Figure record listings
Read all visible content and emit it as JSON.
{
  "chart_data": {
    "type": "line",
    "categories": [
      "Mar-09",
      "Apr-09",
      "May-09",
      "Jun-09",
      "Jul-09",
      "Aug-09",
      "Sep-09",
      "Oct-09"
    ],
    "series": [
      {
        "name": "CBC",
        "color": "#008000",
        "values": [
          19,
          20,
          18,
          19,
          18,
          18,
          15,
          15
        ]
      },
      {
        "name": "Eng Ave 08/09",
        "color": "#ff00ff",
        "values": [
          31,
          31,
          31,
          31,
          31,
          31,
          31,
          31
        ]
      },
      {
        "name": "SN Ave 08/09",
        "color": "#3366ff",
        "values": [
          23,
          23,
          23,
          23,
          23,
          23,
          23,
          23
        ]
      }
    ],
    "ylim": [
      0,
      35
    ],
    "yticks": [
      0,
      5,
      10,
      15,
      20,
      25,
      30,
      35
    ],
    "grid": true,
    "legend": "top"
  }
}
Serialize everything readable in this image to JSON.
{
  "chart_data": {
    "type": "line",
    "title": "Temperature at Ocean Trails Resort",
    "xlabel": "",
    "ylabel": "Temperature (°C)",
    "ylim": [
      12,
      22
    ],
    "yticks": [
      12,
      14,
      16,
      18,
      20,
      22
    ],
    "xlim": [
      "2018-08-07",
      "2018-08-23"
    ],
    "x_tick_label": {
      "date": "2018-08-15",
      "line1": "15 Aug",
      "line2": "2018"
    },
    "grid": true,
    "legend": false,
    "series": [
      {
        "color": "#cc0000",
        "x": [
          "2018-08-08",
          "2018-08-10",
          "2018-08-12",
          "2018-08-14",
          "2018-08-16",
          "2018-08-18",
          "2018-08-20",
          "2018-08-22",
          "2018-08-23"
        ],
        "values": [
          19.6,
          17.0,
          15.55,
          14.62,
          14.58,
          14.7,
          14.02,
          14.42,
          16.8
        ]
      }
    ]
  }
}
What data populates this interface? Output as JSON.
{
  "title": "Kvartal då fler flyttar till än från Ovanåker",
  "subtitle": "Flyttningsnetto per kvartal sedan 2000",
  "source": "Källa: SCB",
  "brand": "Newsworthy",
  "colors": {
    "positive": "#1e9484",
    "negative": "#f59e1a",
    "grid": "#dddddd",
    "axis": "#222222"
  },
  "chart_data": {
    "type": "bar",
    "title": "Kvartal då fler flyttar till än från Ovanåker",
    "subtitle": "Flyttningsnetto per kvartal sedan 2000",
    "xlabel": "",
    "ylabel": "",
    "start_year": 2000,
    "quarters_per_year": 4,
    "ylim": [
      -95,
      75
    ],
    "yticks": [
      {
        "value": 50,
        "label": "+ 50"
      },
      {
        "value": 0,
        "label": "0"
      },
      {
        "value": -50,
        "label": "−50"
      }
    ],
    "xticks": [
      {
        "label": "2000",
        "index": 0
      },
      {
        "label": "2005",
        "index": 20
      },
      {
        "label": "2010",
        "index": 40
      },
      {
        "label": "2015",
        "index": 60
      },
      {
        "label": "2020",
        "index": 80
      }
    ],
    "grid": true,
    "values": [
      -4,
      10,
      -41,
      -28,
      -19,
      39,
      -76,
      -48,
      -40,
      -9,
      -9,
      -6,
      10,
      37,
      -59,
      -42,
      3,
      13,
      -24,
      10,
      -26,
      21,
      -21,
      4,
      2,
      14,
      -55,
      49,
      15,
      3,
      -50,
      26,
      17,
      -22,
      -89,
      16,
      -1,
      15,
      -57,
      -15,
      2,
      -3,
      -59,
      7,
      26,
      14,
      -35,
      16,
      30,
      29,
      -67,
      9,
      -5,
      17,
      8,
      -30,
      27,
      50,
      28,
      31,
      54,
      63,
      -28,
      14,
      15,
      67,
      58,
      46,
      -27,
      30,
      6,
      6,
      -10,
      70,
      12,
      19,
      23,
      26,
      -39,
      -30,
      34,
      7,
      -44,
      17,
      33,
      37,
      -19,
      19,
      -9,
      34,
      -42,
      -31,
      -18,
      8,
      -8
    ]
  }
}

# Task directions
Copy out each line of the material that holds the word "till".

# Correct answer
  "title": "Kvartal då fler flyttar till än från Ovanåker",
    "title": "Kvartal då fler flyttar till än från Ovanåker",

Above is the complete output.